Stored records
----
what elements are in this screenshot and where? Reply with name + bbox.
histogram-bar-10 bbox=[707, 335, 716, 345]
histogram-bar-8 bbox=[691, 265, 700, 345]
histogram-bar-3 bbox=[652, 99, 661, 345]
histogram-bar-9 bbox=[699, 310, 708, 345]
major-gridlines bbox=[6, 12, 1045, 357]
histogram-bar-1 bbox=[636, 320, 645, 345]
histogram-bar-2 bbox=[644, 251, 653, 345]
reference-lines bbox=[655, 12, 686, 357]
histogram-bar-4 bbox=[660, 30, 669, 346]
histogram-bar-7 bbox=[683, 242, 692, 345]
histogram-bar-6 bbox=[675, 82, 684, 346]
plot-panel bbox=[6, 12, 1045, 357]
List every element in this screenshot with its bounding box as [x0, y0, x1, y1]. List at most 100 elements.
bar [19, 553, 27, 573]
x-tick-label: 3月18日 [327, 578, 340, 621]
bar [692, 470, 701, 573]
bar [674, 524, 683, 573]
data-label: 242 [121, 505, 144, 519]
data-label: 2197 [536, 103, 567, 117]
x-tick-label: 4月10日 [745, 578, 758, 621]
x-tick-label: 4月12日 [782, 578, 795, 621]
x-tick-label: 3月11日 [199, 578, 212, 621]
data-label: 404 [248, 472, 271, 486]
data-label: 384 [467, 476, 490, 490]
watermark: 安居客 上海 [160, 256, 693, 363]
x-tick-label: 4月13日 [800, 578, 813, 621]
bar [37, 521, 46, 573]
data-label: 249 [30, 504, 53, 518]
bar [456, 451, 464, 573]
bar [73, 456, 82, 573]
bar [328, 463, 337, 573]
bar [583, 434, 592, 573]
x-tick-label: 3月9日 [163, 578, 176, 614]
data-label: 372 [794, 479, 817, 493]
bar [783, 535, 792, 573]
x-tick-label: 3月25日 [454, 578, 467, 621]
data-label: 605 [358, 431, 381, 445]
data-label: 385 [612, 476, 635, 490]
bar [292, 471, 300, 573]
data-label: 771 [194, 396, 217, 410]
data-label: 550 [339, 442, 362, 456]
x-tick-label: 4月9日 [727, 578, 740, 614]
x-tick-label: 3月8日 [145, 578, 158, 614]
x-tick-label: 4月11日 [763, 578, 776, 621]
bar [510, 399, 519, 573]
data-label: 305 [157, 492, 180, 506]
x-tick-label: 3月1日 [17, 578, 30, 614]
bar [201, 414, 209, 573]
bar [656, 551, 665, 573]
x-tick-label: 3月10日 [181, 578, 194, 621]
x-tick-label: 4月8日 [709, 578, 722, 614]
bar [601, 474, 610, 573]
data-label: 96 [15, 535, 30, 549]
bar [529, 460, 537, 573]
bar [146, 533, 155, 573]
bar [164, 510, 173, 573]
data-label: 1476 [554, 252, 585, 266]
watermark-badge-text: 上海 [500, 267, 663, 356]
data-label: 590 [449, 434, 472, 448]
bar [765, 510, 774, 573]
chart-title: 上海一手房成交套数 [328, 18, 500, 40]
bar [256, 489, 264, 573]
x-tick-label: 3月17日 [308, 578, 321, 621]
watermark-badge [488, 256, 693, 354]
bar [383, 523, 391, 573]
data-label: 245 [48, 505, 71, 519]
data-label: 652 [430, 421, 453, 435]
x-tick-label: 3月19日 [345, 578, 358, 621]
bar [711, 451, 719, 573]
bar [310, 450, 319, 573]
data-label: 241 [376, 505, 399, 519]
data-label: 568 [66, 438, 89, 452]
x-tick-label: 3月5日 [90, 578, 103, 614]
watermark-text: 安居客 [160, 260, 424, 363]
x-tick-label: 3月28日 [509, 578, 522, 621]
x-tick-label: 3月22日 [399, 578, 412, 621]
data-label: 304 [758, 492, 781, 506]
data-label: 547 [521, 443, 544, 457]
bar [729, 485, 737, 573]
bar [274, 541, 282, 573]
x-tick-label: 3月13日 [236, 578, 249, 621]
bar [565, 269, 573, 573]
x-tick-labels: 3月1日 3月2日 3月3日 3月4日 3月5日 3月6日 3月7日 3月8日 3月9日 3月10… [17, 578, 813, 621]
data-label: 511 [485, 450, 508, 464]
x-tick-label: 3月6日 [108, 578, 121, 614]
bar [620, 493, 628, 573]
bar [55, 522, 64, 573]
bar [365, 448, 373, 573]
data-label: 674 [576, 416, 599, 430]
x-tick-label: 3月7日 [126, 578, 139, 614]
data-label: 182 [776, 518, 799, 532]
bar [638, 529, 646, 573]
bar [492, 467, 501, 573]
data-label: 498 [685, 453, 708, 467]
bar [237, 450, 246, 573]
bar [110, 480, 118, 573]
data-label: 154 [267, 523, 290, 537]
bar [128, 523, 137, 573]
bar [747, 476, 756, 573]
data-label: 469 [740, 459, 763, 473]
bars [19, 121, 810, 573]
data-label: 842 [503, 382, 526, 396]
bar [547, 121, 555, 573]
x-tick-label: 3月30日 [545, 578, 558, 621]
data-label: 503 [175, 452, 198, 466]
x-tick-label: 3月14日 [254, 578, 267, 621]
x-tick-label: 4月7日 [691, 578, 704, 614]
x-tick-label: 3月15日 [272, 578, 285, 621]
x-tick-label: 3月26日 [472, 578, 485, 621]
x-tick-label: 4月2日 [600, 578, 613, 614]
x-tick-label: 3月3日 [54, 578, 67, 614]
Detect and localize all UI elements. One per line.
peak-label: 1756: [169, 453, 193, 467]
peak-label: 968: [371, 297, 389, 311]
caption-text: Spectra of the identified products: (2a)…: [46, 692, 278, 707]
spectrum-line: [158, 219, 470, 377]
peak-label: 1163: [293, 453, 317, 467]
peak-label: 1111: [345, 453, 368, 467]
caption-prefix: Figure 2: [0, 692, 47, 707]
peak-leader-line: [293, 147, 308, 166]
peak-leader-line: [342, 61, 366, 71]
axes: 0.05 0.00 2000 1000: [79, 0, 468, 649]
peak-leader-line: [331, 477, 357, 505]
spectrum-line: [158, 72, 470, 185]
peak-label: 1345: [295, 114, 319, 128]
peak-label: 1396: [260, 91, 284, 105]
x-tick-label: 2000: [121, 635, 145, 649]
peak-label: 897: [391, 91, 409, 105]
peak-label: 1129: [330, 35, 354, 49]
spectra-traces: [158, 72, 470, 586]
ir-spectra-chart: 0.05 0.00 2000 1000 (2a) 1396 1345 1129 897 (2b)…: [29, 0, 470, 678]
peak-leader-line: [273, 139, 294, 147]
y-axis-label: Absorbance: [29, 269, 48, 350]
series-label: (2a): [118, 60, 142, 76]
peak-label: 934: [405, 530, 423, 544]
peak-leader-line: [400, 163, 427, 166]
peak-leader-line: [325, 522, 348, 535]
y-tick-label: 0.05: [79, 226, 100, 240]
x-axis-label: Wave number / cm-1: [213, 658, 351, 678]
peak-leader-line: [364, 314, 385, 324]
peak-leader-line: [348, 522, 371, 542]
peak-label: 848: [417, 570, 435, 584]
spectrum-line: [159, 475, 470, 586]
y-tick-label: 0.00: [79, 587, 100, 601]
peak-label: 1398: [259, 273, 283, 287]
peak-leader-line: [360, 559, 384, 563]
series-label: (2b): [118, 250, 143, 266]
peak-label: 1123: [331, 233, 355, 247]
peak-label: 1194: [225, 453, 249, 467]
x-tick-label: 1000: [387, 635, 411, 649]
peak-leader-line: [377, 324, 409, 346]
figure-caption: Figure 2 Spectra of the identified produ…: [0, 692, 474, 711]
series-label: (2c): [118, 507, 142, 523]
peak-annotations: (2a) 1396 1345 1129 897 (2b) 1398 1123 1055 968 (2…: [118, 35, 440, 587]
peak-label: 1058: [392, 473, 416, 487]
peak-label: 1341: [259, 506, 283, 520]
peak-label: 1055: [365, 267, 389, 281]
----
Repeat everything from the start of the material down to the line containing "histogram-bar-1 bbox=[636, 320, 645, 345]", word for word.

• _Reply to the exercise_:
what elements are in this screenshot and where? Reply with name + bbox.
histogram-bar-10 bbox=[707, 335, 716, 345]
histogram-bar-8 bbox=[691, 265, 700, 345]
histogram-bar-3 bbox=[652, 99, 661, 345]
histogram-bar-9 bbox=[699, 310, 708, 345]
major-gridlines bbox=[6, 12, 1045, 357]
histogram-bar-1 bbox=[636, 320, 645, 345]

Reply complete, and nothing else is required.